## Start

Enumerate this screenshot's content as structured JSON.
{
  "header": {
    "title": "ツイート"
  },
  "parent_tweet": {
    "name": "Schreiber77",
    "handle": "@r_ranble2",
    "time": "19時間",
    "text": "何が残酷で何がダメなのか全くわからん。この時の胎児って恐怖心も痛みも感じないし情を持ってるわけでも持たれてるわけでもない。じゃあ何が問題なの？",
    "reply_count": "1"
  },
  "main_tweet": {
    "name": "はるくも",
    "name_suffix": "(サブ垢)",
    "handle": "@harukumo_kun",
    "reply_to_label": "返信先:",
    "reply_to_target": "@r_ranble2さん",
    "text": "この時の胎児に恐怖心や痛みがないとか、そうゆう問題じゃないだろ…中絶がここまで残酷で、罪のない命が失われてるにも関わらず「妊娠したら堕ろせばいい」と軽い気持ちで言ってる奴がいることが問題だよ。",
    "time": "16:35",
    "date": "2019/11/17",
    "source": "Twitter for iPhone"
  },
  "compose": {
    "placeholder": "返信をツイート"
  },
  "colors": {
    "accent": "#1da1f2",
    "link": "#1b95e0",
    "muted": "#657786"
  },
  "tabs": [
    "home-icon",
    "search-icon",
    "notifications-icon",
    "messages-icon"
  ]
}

## End

_EXERCISE BRIEF_. Restate all of the entries exactly, please.

_EXPECTED OUTPUT_.
Enumerate this screenshot's content as structured JSON.
{
  "header": {
    "title": "ツイート"
  },
  "parent_tweet": {
    "name": "Schreiber77",
    "handle": "@r_ranble2",
    "time": "19時間",
    "text": "何が残酷で何がダメなのか全くわからん。この時の胎児って恐怖心も痛みも感じないし情を持ってるわけでも持たれてるわけでもない。じゃあ何が問題なの？",
    "reply_count": "1"
  },
  "main_tweet": {
    "name": "はるくも",
    "name_suffix": "(サブ垢)",
    "handle": "@harukumo_kun",
    "reply_to_label": "返信先:",
    "reply_to_target": "@r_ranble2さん",
    "text": "この時の胎児に恐怖心や痛みがないとか、そうゆう問題じゃないだろ…中絶がここまで残酷で、罪のない命が失われてるにも関わらず「妊娠したら堕ろせばいい」と軽い気持ちで言ってる奴がいることが問題だよ。",
    "time": "16:35",
    "date": "2019/11/17",
    "source": "Twitter for iPhone"
  },
  "compose": {
    "placeholder": "返信をツイート"
  },
  "colors": {
    "accent": "#1da1f2",
    "link": "#1b95e0",
    "muted": "#657786"
  },
  "tabs": [
    "home-icon",
    "search-icon",
    "notifications-icon",
    "messages-icon"
  ]
}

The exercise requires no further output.